— Start of Working data —
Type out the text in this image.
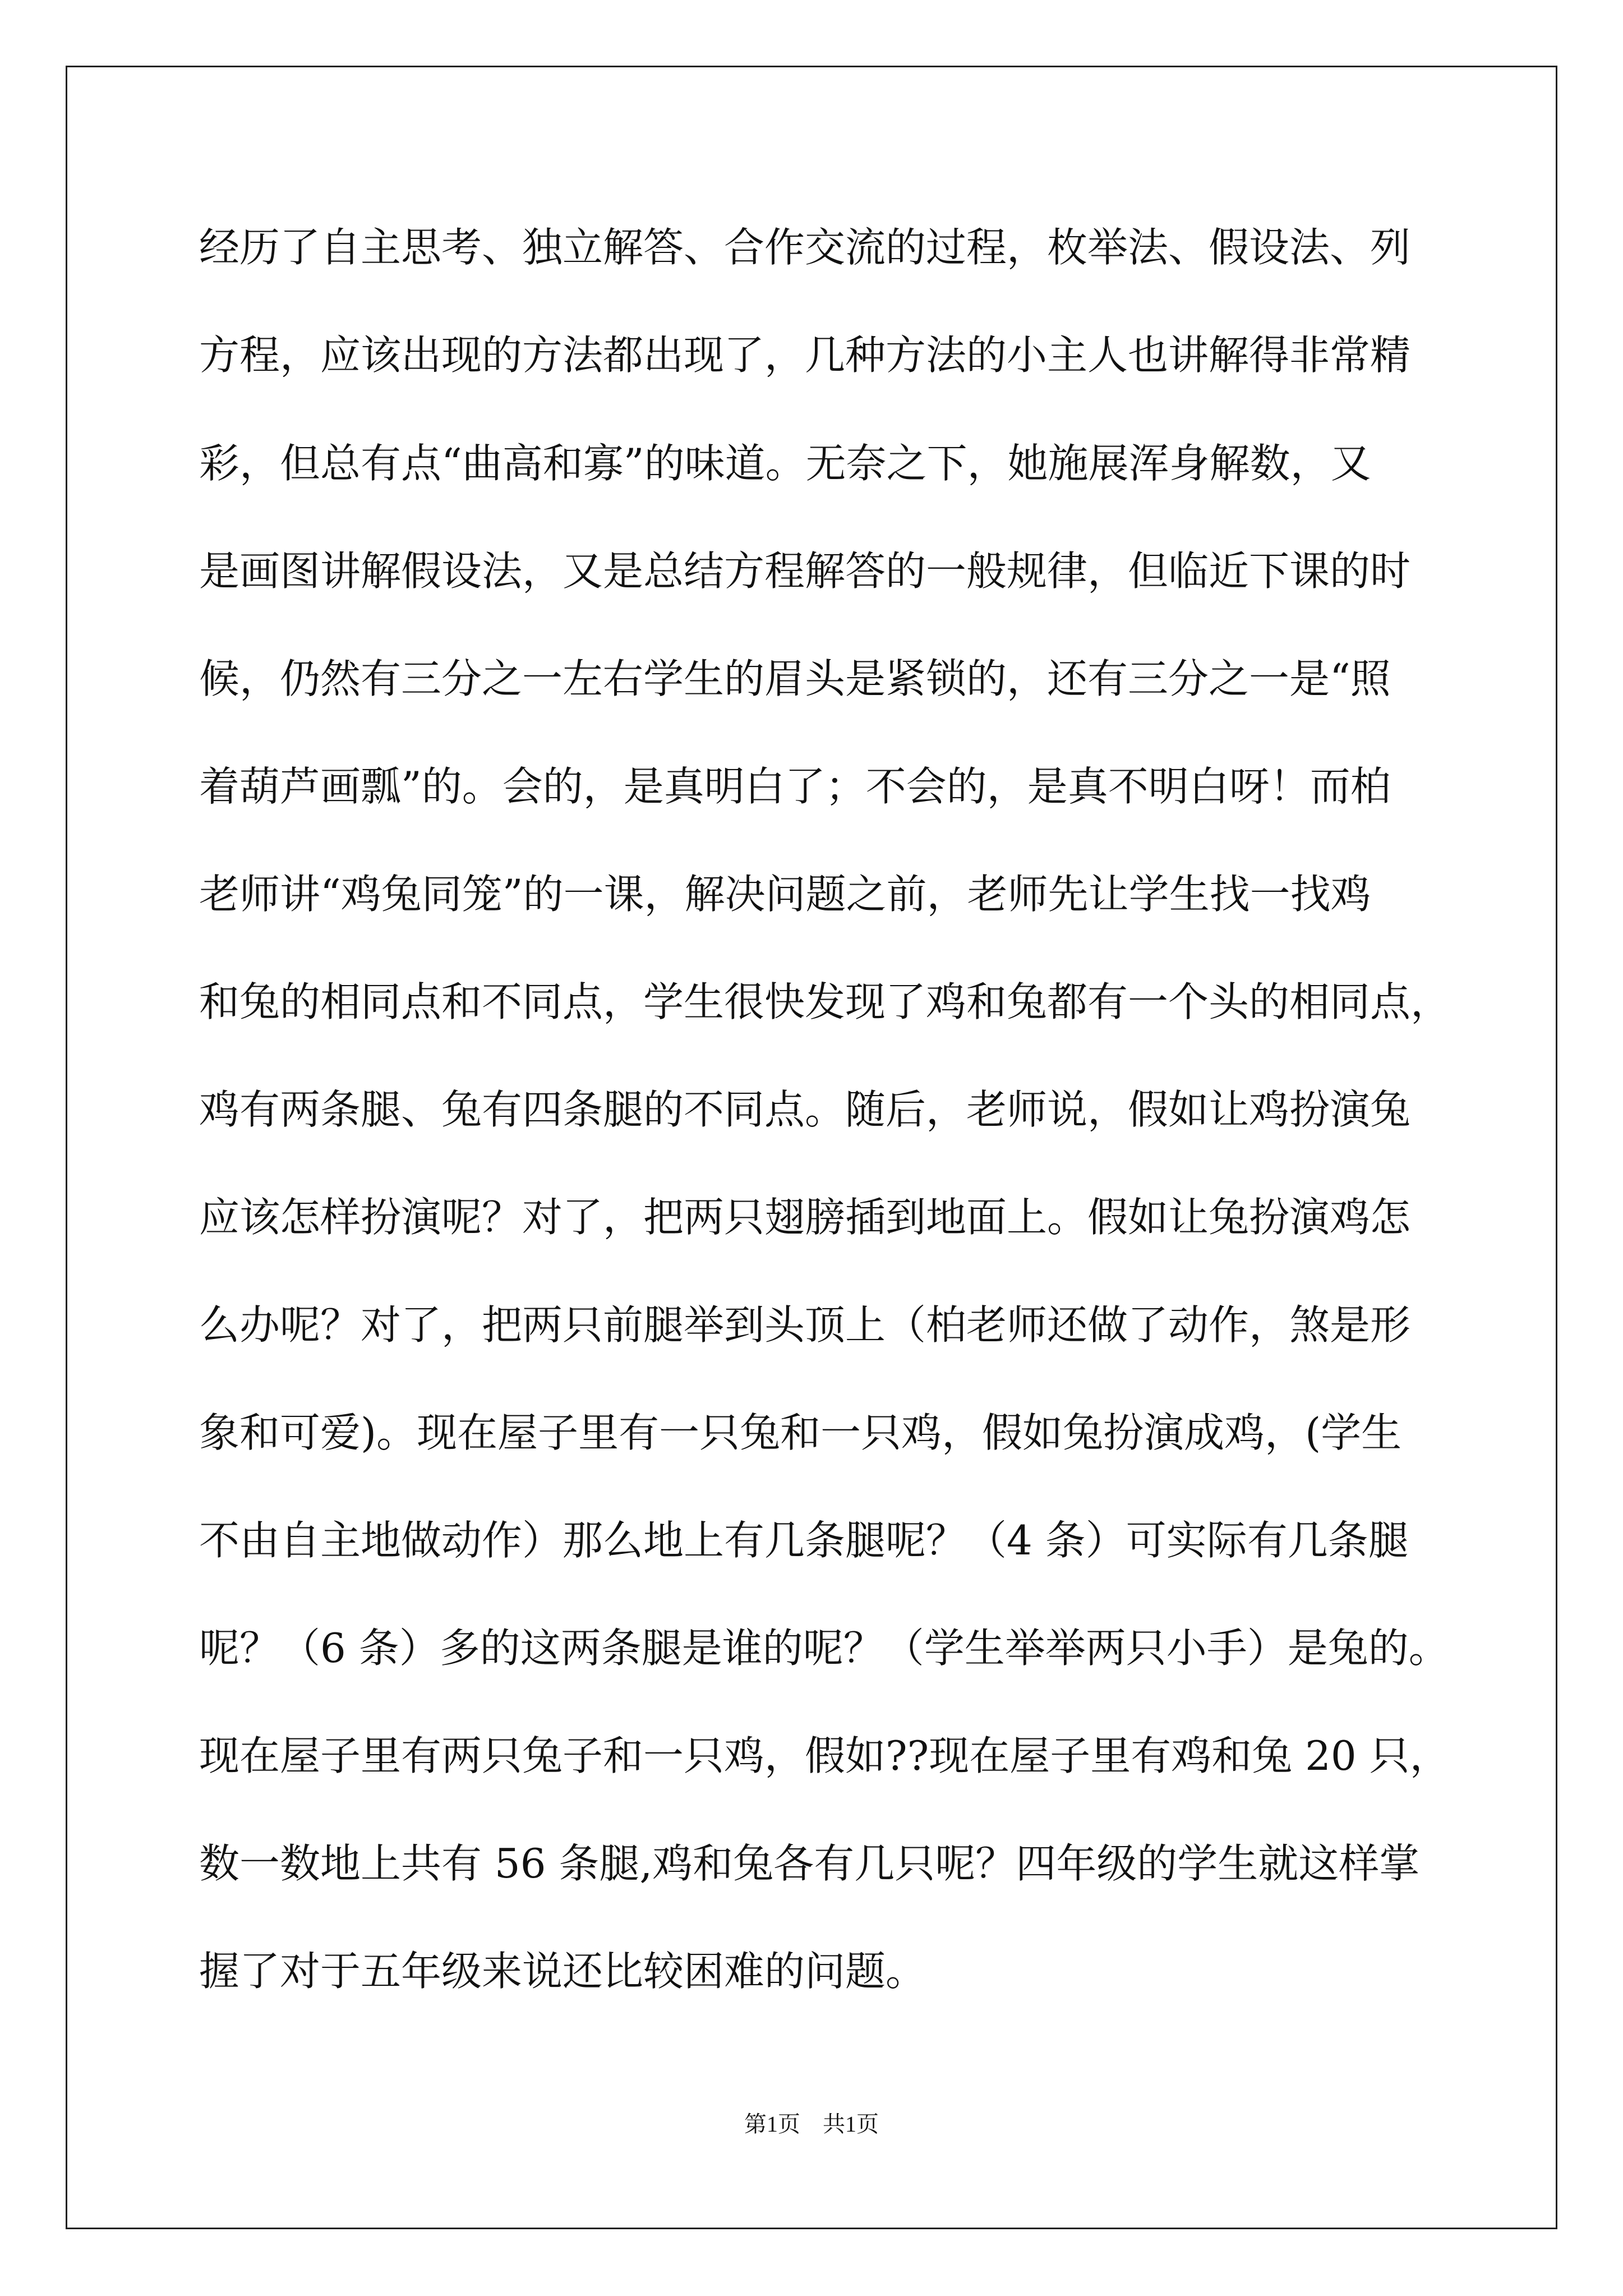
经历了自主思考、独立解答、合作交流的过程，枚举法、假设法、列
方程，应该出现的方法都出现了，几种方法的小主人也讲解得非常精
彩，但总有点“曲高和寡”的味道。无奈之下，她施展浑身解数，又
是画图讲解假设法，又是总结方程解答的一般规律，但临近下课的时
候，仍然有三分之一左右学生的眉头是紧锁的，还有三分之一是“照
着葫芦画瓢”的。会的，是真明白了；不会的，是真不明白呀！而柏
老师讲“鸡兔同笼”的一课，解决问题之前，老师先让学生找一找鸡
和兔的相同点和不同点，学生很快发现了鸡和兔都有一个头的相同点，
鸡有两条腿、兔有四条腿的不同点。随后，老师说，假如让鸡扮演兔
应该怎样扮演呢？对了，把两只翅膀插到地面上。假如让兔扮演鸡怎
么办呢？对了，把两只前腿举到头顶上（柏老师还做了动作，煞是形
象和可爱)。现在屋子里有一只兔和一只鸡，假如兔扮演成鸡，(学生
不由自主地做动作）那么地上有几条腿呢？（4 条）可实际有几条腿
呢？（6 条）多的这两条腿是谁的呢？（学生举举两只小手）是兔的。
现在屋子里有两只兔子和一只鸡，假如??现在屋子里有鸡和兔 20 只，
数一数地上共有 56 条腿,鸡和兔各有几只呢？四年级的学生就这样掌
握了对于五年级来说还比较困难的问题。
第1页　共1页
— End of Working data —
Short problem — Give every record back exactly as it reads, with no images.

Solution to the problem —
Type out the text in this image.
经历了自主思考、独立解答、合作交流的过程，枚举法、假设法、列
方程，应该出现的方法都出现了，几种方法的小主人也讲解得非常精
彩，但总有点“曲高和寡”的味道。无奈之下，她施展浑身解数，又
是画图讲解假设法，又是总结方程解答的一般规律，但临近下课的时
候，仍然有三分之一左右学生的眉头是紧锁的，还有三分之一是“照
着葫芦画瓢”的。会的，是真明白了；不会的，是真不明白呀！而柏
老师讲“鸡兔同笼”的一课，解决问题之前，老师先让学生找一找鸡
和兔的相同点和不同点，学生很快发现了鸡和兔都有一个头的相同点，
鸡有两条腿、兔有四条腿的不同点。随后，老师说，假如让鸡扮演兔
应该怎样扮演呢？对了，把两只翅膀插到地面上。假如让兔扮演鸡怎
么办呢？对了，把两只前腿举到头顶上（柏老师还做了动作，煞是形
象和可爱)。现在屋子里有一只兔和一只鸡，假如兔扮演成鸡，(学生
不由自主地做动作）那么地上有几条腿呢？（4 条）可实际有几条腿
呢？（6 条）多的这两条腿是谁的呢？（学生举举两只小手）是兔的。
现在屋子里有两只兔子和一只鸡，假如??现在屋子里有鸡和兔 20 只，
数一数地上共有 56 条腿,鸡和兔各有几只呢？四年级的学生就这样掌
握了对于五年级来说还比较困难的问题。
第1页　共1页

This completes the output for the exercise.